## BEGIN

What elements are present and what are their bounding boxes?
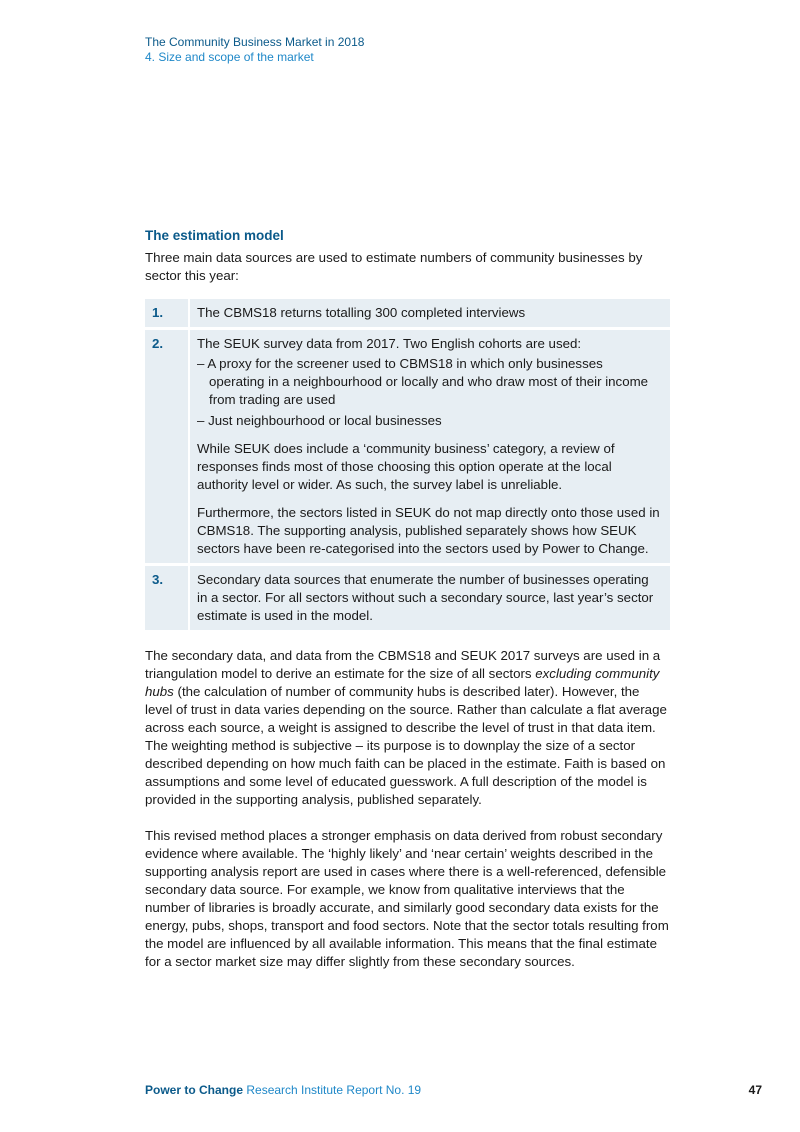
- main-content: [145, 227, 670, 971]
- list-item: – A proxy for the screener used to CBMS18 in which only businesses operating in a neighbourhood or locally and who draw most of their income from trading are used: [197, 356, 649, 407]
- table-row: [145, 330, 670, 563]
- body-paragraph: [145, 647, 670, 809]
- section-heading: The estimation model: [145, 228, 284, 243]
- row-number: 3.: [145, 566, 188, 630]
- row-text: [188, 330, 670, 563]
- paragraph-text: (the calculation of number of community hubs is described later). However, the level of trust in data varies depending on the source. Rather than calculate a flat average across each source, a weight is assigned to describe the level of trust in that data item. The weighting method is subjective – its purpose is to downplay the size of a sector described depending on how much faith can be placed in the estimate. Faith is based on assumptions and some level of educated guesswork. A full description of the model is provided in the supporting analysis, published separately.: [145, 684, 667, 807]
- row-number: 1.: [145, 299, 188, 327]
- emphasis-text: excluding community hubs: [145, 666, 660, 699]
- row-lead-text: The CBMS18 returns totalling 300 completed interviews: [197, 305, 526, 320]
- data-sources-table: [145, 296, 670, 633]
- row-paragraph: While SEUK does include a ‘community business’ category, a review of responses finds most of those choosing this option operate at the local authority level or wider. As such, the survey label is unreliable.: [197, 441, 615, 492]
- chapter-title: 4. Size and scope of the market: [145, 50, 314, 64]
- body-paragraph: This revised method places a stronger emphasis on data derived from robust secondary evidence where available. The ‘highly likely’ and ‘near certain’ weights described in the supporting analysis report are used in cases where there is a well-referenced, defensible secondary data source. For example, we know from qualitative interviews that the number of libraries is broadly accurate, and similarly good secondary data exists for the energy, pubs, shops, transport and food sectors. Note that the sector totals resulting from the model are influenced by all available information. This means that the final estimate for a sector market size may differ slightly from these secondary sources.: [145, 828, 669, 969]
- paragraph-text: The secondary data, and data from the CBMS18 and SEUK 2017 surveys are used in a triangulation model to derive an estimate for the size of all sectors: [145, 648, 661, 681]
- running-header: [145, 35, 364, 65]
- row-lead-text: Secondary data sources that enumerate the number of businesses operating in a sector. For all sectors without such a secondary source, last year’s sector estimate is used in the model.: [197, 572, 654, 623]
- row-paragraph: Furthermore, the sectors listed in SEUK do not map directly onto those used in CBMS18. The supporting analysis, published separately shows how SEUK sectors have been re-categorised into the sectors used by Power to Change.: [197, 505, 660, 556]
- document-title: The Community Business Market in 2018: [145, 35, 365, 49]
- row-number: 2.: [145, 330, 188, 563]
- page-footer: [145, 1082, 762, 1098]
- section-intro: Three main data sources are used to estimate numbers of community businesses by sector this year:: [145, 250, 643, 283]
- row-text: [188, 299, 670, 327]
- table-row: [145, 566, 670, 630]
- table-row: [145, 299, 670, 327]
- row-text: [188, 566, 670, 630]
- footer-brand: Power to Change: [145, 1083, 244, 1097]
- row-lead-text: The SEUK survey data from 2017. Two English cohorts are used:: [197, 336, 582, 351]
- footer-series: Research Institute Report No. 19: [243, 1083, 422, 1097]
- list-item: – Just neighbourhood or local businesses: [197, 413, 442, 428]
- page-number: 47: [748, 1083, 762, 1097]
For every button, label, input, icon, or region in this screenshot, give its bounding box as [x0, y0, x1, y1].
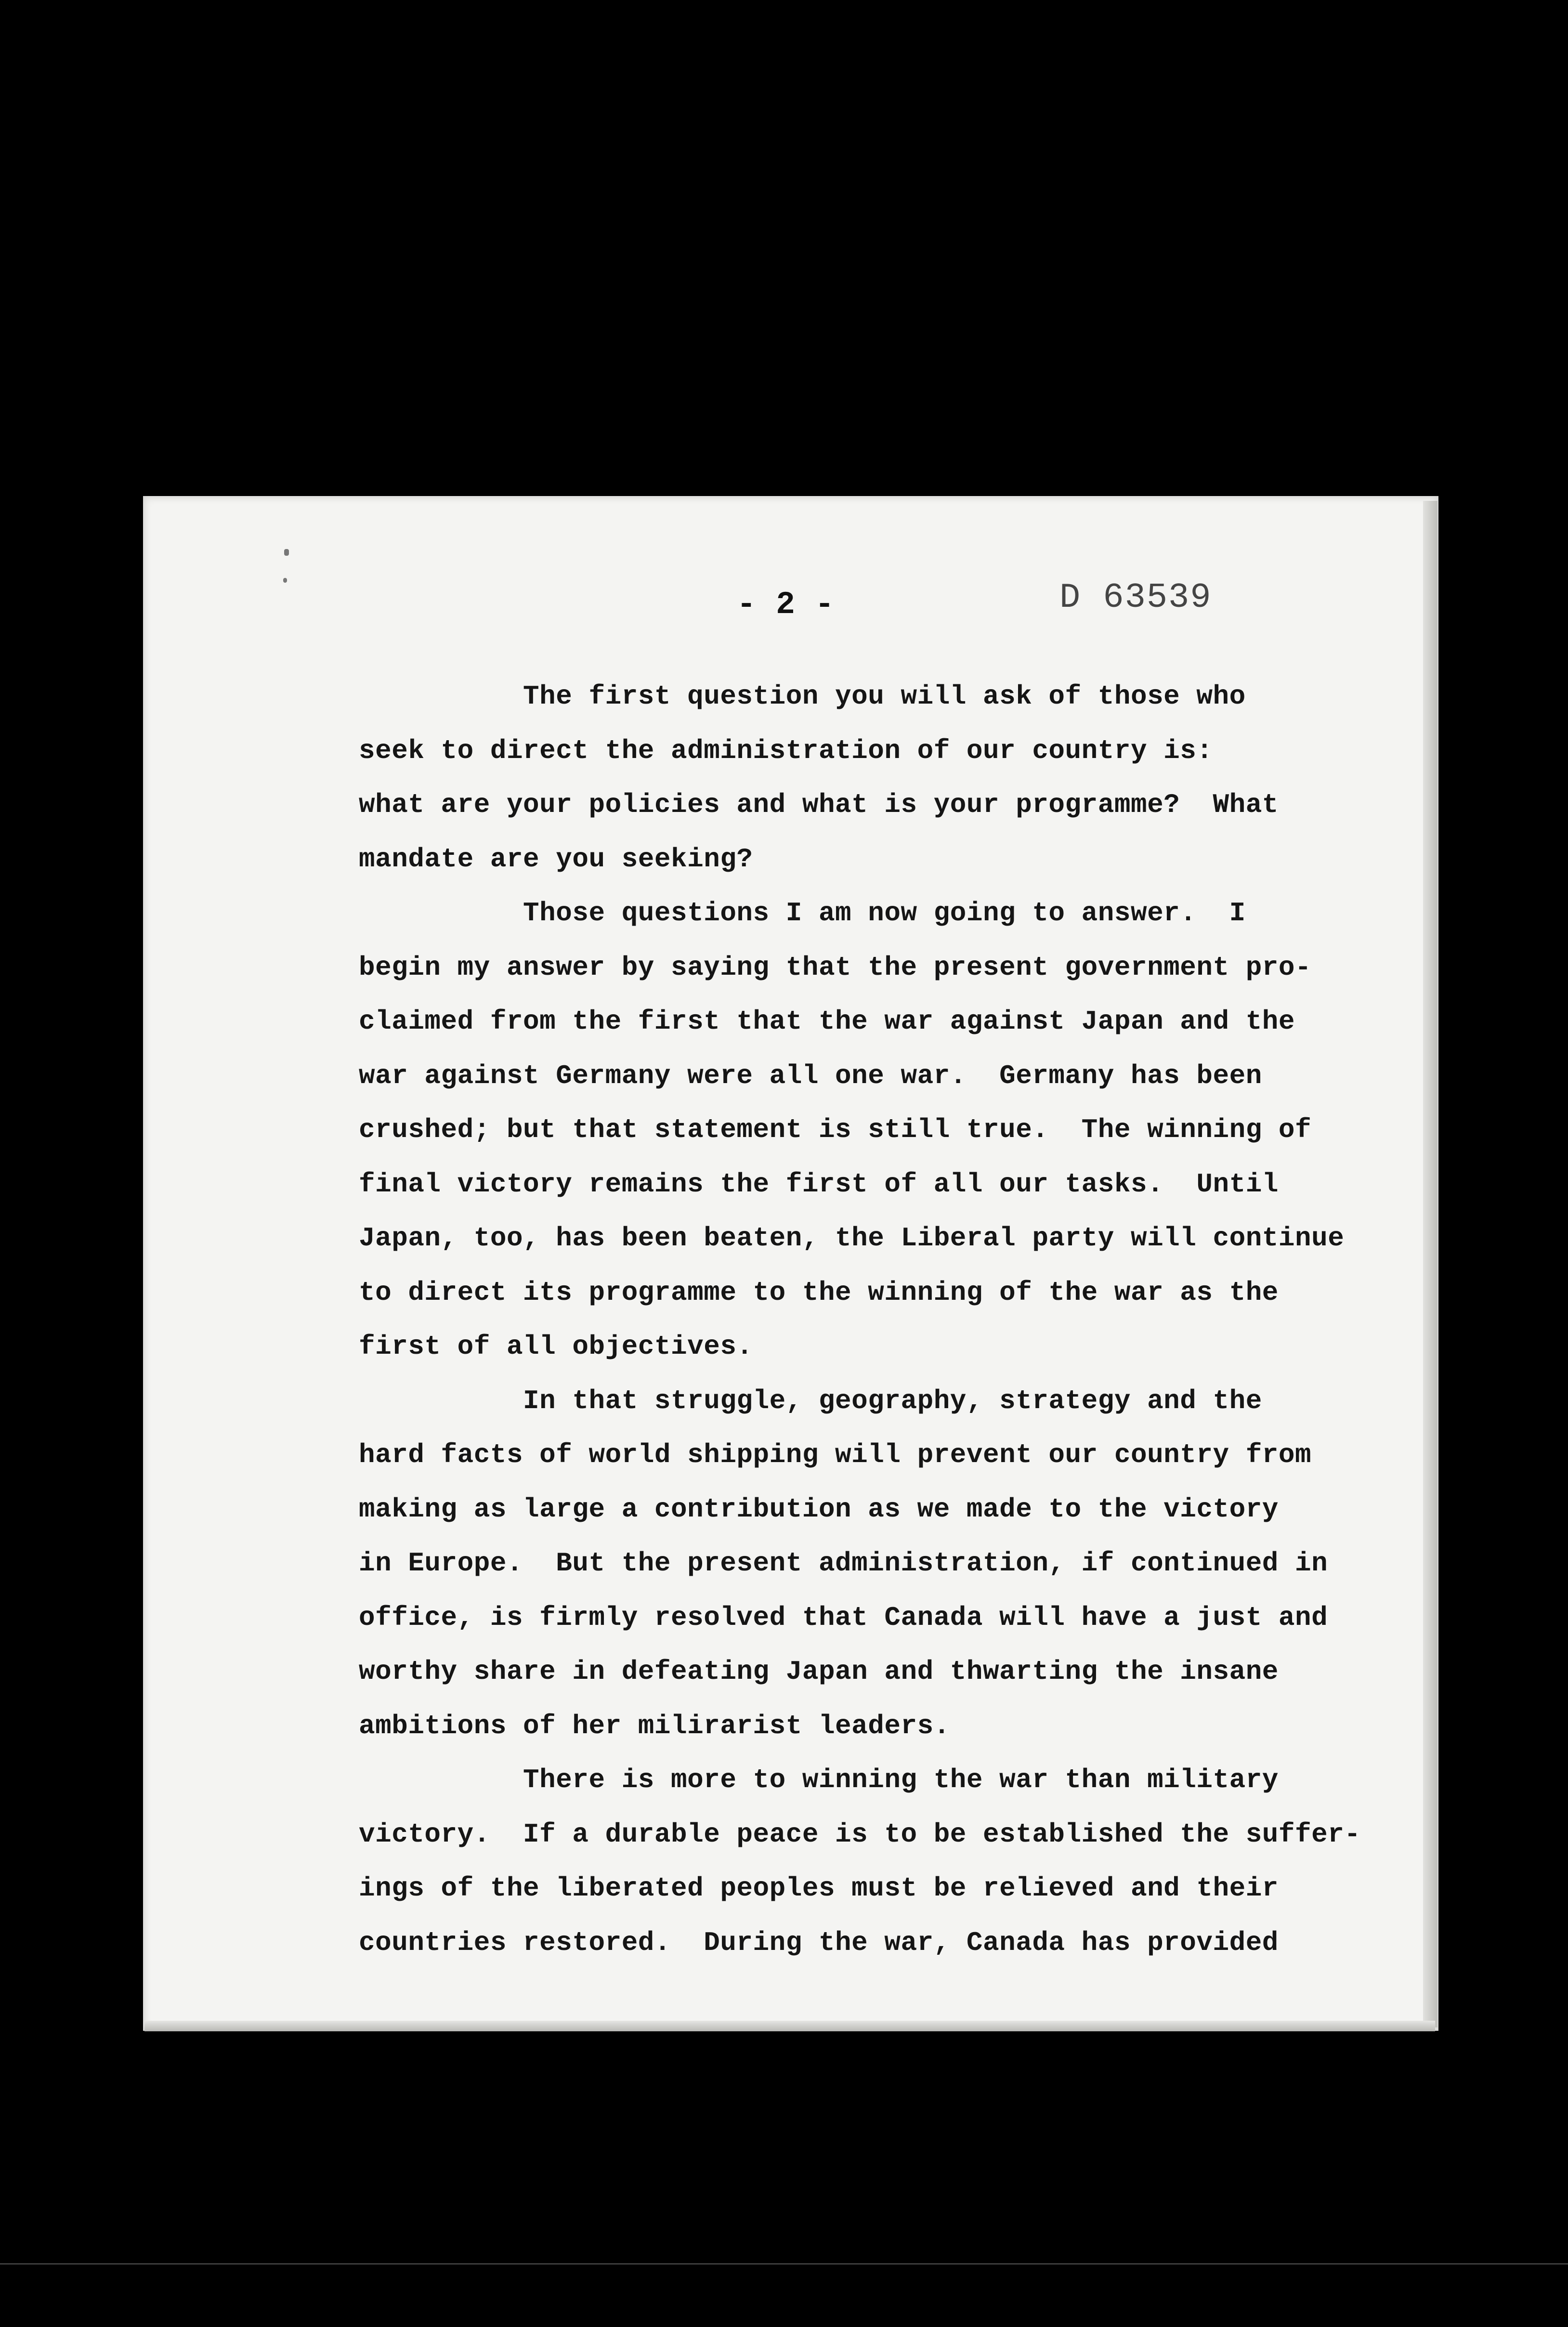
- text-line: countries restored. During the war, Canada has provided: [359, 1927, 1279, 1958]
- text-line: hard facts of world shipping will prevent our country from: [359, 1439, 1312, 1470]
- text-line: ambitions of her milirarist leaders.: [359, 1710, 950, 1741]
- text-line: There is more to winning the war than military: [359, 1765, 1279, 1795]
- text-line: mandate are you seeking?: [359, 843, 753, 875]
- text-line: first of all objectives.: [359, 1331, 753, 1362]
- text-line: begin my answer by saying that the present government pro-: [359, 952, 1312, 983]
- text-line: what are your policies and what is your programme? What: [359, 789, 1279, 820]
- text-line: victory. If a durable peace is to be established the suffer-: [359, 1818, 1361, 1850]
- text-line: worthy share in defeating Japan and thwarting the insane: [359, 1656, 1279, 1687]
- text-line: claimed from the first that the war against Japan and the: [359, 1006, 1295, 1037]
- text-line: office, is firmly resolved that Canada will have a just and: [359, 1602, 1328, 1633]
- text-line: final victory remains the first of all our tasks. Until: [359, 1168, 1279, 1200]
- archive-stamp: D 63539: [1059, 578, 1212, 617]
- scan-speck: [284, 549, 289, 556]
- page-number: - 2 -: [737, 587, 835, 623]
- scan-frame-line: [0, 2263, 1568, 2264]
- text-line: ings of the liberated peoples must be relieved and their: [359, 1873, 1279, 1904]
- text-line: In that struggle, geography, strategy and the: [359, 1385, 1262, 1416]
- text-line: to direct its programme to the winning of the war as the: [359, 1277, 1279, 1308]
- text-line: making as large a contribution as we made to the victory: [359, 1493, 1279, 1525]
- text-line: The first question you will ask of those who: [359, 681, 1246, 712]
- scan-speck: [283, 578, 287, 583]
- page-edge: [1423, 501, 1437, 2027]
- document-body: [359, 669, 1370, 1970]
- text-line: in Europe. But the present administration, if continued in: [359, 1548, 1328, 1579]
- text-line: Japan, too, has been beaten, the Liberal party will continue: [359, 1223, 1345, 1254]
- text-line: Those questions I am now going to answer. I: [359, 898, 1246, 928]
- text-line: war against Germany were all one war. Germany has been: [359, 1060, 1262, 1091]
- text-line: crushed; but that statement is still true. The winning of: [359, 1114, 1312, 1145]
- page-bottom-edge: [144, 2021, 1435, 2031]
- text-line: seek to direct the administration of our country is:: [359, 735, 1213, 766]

## END

Reproduce all of the data above line for line, without the pictures.

What elements are present and what are their bounding boxes?
- main-content: [145, 227, 670, 971]
- list-item: – A proxy for the screener used to CBMS18 in which only businesses operating in a neighbourhood or locally and who draw most of their income from trading are used: [197, 356, 649, 407]
- table-row: [145, 330, 670, 563]
- body-paragraph: [145, 647, 670, 809]
- section-heading: The estimation model: [145, 228, 284, 243]
- row-number: 3.: [145, 566, 188, 630]
- row-text: [188, 330, 670, 563]
- paragraph-text: (the calculation of number of community hubs is described later). However, the level of trust in data varies depending on the source. Rather than calculate a flat average across each source, a weight is assigned to describe the level of trust in that data item. The weighting method is subjective – its purpose is to downplay the size of a sector described depending on how much faith can be placed in the estimate. Faith is based on assumptions and some level of educated guesswork. A full description of the model is provided in the supporting analysis, published separately.: [145, 684, 667, 807]
- row-number: 1.: [145, 299, 188, 327]
- emphasis-text: excluding community hubs: [145, 666, 660, 699]
- row-lead-text: The CBMS18 returns totalling 300 completed interviews: [197, 305, 526, 320]
- data-sources-table: [145, 296, 670, 633]
- row-paragraph: While SEUK does include a ‘community business’ category, a review of responses finds most of those choosing this option operate at the local authority level or wider. As such, the survey label is unreliable.: [197, 441, 615, 492]
- chapter-title: 4. Size and scope of the market: [145, 50, 314, 64]
- body-paragraph: This revised method places a stronger emphasis on data derived from robust secondary evidence where available. The ‘highly likely’ and ‘near certain’ weights described in the supporting analysis report are used in cases where there is a well-referenced, defensible secondary data source. For example, we know from qualitative interviews that the number of libraries is broadly accurate, and similarly good secondary data exists for the energy, pubs, shops, transport and food sectors. Note that the sector totals resulting from the model are influenced by all available information. This means that the final estimate for a sector market size may differ slightly from these secondary sources.: [145, 828, 669, 969]
- paragraph-text: The secondary data, and data from the CBMS18 and SEUK 2017 surveys are used in a triangulation model to derive an estimate for the size of all sectors: [145, 648, 661, 681]
- running-header: [145, 35, 364, 65]
- row-lead-text: Secondary data sources that enumerate the number of businesses operating in a sector. For all sectors without such a secondary source, last year’s sector estimate is used in the model.: [197, 572, 654, 623]
- row-paragraph: Furthermore, the sectors listed in SEUK do not map directly onto those used in CBMS18. The supporting analysis, published separately shows how SEUK sectors have been re-categorised into the sectors used by Power to Change.: [197, 505, 660, 556]
- document-title: The Community Business Market in 2018: [145, 35, 365, 49]
- row-number: 2.: [145, 330, 188, 563]
- page-footer: [145, 1082, 762, 1098]
- section-intro: Three main data sources are used to estimate numbers of community businesses by sector this year:: [145, 250, 643, 283]
- row-text: [188, 299, 670, 327]
- table-row: [145, 566, 670, 630]
- table-row: [145, 299, 670, 327]
- row-text: [188, 566, 670, 630]
- footer-brand: Power to Change: [145, 1083, 244, 1097]
- row-lead-text: The SEUK survey data from 2017. Two English cohorts are used:: [197, 336, 582, 351]
- footer-series: Research Institute Report No. 19: [243, 1083, 422, 1097]
- list-item: – Just neighbourhood or local businesses: [197, 413, 442, 428]
- page-number: 47: [748, 1083, 762, 1097]
For every button, label, input, icon, or region in this screenshot, give its bounding box as [x0, y0, x1, y1].
- text-line: countries restored. During the war, Canada has provided: [359, 1927, 1279, 1958]
- text-line: hard facts of world shipping will prevent our country from: [359, 1439, 1312, 1470]
- text-line: ambitions of her milirarist leaders.: [359, 1710, 950, 1741]
- text-line: There is more to winning the war than military: [359, 1765, 1279, 1795]
- text-line: mandate are you seeking?: [359, 843, 753, 875]
- text-line: first of all objectives.: [359, 1331, 753, 1362]
- text-line: begin my answer by saying that the present government pro-: [359, 952, 1312, 983]
- text-line: what are your policies and what is your programme? What: [359, 789, 1279, 820]
- text-line: victory. If a durable peace is to be established the suffer-: [359, 1818, 1361, 1850]
- text-line: worthy share in defeating Japan and thwarting the insane: [359, 1656, 1279, 1687]
- text-line: claimed from the first that the war against Japan and the: [359, 1006, 1295, 1037]
- text-line: office, is firmly resolved that Canada will have a just and: [359, 1602, 1328, 1633]
- text-line: final victory remains the first of all our tasks. Until: [359, 1168, 1279, 1200]
- archive-stamp: D 63539: [1059, 578, 1212, 617]
- scan-speck: [284, 549, 289, 556]
- page-number: - 2 -: [737, 587, 835, 623]
- scan-frame-line: [0, 2263, 1568, 2264]
- text-line: ings of the liberated peoples must be relieved and their: [359, 1873, 1279, 1904]
- text-line: In that struggle, geography, strategy and the: [359, 1385, 1262, 1416]
- text-line: to direct its programme to the winning of the war as the: [359, 1277, 1279, 1308]
- text-line: making as large a contribution as we made to the victory: [359, 1493, 1279, 1525]
- text-line: The first question you will ask of those who: [359, 681, 1246, 712]
- scan-speck: [283, 578, 287, 583]
- page-edge: [1423, 501, 1437, 2027]
- document-body: [359, 669, 1370, 1970]
- text-line: in Europe. But the present administration, if continued in: [359, 1548, 1328, 1579]
- text-line: Japan, too, has been beaten, the Liberal party will continue: [359, 1223, 1345, 1254]
- text-line: Those questions I am now going to answer. I: [359, 898, 1246, 928]
- text-line: war against Germany were all one war. Germany has been: [359, 1060, 1262, 1091]
- text-line: crushed; but that statement is still true. The winning of: [359, 1114, 1312, 1145]
- page-bottom-edge: [144, 2021, 1435, 2031]
- text-line: seek to direct the administration of our country is:: [359, 735, 1213, 766]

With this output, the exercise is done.